[Stored items]
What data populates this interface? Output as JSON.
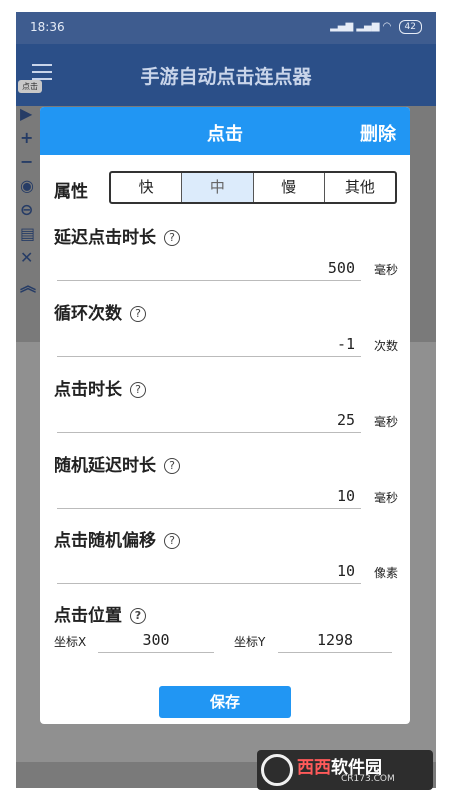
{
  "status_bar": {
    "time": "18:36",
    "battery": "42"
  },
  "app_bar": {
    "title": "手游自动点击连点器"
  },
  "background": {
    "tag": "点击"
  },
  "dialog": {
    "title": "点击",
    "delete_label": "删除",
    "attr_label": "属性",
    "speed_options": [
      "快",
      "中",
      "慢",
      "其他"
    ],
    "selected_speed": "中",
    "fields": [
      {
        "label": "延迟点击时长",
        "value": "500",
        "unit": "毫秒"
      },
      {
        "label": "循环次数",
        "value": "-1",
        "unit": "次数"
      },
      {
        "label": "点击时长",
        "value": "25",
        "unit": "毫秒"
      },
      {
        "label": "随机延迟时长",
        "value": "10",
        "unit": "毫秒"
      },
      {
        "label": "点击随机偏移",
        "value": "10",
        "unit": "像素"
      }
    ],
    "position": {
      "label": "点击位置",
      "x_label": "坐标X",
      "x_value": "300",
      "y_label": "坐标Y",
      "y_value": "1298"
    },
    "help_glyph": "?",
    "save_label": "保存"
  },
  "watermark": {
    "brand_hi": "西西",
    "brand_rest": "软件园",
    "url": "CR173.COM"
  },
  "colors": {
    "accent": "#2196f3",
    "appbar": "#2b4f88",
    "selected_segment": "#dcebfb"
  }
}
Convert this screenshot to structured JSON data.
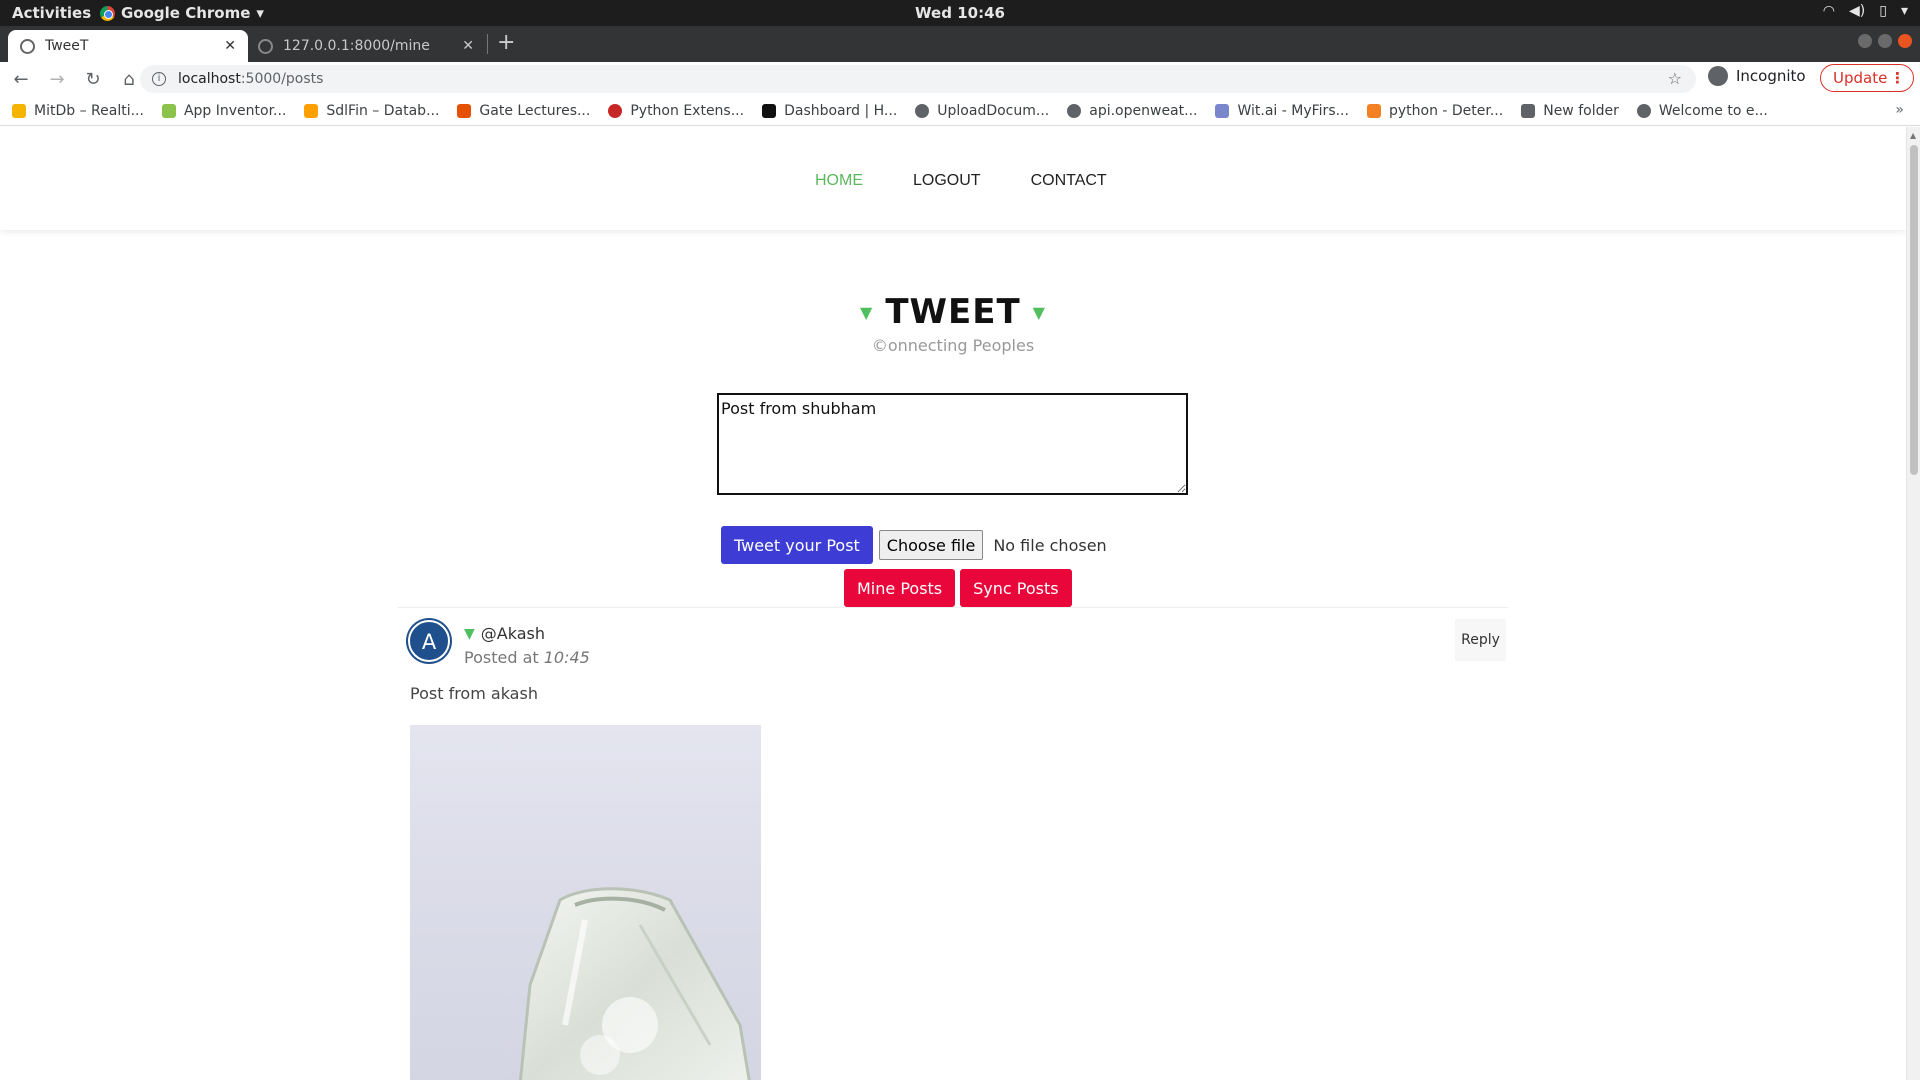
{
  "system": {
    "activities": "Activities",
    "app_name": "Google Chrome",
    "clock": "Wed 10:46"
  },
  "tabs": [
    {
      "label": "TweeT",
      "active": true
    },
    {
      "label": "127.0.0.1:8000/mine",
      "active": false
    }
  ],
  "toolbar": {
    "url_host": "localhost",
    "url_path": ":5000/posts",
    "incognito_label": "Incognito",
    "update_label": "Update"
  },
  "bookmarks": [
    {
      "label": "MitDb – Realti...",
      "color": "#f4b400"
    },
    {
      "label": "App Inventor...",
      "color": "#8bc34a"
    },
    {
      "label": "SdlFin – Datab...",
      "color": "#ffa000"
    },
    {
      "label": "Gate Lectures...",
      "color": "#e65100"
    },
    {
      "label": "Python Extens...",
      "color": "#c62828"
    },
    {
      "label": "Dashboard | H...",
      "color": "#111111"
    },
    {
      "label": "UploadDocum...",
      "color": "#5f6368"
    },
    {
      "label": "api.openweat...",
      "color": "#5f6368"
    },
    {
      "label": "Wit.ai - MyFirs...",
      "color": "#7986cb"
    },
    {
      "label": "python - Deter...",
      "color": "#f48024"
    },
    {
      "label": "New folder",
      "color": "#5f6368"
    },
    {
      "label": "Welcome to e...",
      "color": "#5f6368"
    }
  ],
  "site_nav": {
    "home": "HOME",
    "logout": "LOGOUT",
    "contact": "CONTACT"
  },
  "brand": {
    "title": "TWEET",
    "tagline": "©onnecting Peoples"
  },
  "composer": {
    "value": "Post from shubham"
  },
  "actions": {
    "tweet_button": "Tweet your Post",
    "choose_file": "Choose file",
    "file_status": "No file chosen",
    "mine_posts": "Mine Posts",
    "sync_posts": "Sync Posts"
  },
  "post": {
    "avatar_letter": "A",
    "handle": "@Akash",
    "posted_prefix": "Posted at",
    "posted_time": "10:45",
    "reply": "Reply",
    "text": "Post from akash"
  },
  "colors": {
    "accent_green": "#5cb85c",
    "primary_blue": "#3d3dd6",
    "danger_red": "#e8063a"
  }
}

● **YOUR INSTRUCTIONS**:
Restate each of the entries above word for word and skip every image.

● **EXERCISE ANSWER**:
What data populates this interface? Output as JSON.
{
  "status_bar": {
    "time": "18:36",
    "battery": "42"
  },
  "app_bar": {
    "title": "手游自动点击连点器"
  },
  "background": {
    "tag": "点击"
  },
  "dialog": {
    "title": "点击",
    "delete_label": "删除",
    "attr_label": "属性",
    "speed_options": [
      "快",
      "中",
      "慢",
      "其他"
    ],
    "selected_speed": "中",
    "fields": [
      {
        "label": "延迟点击时长",
        "value": "500",
        "unit": "毫秒"
      },
      {
        "label": "循环次数",
        "value": "-1",
        "unit": "次数"
      },
      {
        "label": "点击时长",
        "value": "25",
        "unit": "毫秒"
      },
      {
        "label": "随机延迟时长",
        "value": "10",
        "unit": "毫秒"
      },
      {
        "label": "点击随机偏移",
        "value": "10",
        "unit": "像素"
      }
    ],
    "position": {
      "label": "点击位置",
      "x_label": "坐标X",
      "x_value": "300",
      "y_label": "坐标Y",
      "y_value": "1298"
    },
    "help_glyph": "?",
    "save_label": "保存"
  },
  "watermark": {
    "brand_hi": "西西",
    "brand_rest": "软件园",
    "url": "CR173.COM"
  },
  "colors": {
    "accent": "#2196f3",
    "appbar": "#2b4f88",
    "selected_segment": "#dcebfb"
  }
}
Convert this screenshot to structured JSON data.
{
  "system": {
    "activities": "Activities",
    "app_name": "Google Chrome",
    "clock": "Wed 10:46"
  },
  "tabs": [
    {
      "label": "TweeT",
      "active": true
    },
    {
      "label": "127.0.0.1:8000/mine",
      "active": false
    }
  ],
  "toolbar": {
    "url_host": "localhost",
    "url_path": ":5000/posts",
    "incognito_label": "Incognito",
    "update_label": "Update"
  },
  "bookmarks": [
    {
      "label": "MitDb – Realti...",
      "color": "#f4b400"
    },
    {
      "label": "App Inventor...",
      "color": "#8bc34a"
    },
    {
      "label": "SdlFin – Datab...",
      "color": "#ffa000"
    },
    {
      "label": "Gate Lectures...",
      "color": "#e65100"
    },
    {
      "label": "Python Extens...",
      "color": "#c62828"
    },
    {
      "label": "Dashboard | H...",
      "color": "#111111"
    },
    {
      "label": "UploadDocum...",
      "color": "#5f6368"
    },
    {
      "label": "api.openweat...",
      "color": "#5f6368"
    },
    {
      "label": "Wit.ai - MyFirs...",
      "color": "#7986cb"
    },
    {
      "label": "python - Deter...",
      "color": "#f48024"
    },
    {
      "label": "New folder",
      "color": "#5f6368"
    },
    {
      "label": "Welcome to e...",
      "color": "#5f6368"
    }
  ],
  "site_nav": {
    "home": "HOME",
    "logout": "LOGOUT",
    "contact": "CONTACT"
  },
  "brand": {
    "title": "TWEET",
    "tagline": "©onnecting Peoples"
  },
  "composer": {
    "value": "Post from shubham"
  },
  "actions": {
    "tweet_button": "Tweet your Post",
    "choose_file": "Choose file",
    "file_status": "No file chosen",
    "mine_posts": "Mine Posts",
    "sync_posts": "Sync Posts"
  },
  "post": {
    "avatar_letter": "A",
    "handle": "@Akash",
    "posted_prefix": "Posted at",
    "posted_time": "10:45",
    "reply": "Reply",
    "text": "Post from akash"
  },
  "colors": {
    "accent_green": "#5cb85c",
    "primary_blue": "#3d3dd6",
    "danger_red": "#e8063a"
  }
}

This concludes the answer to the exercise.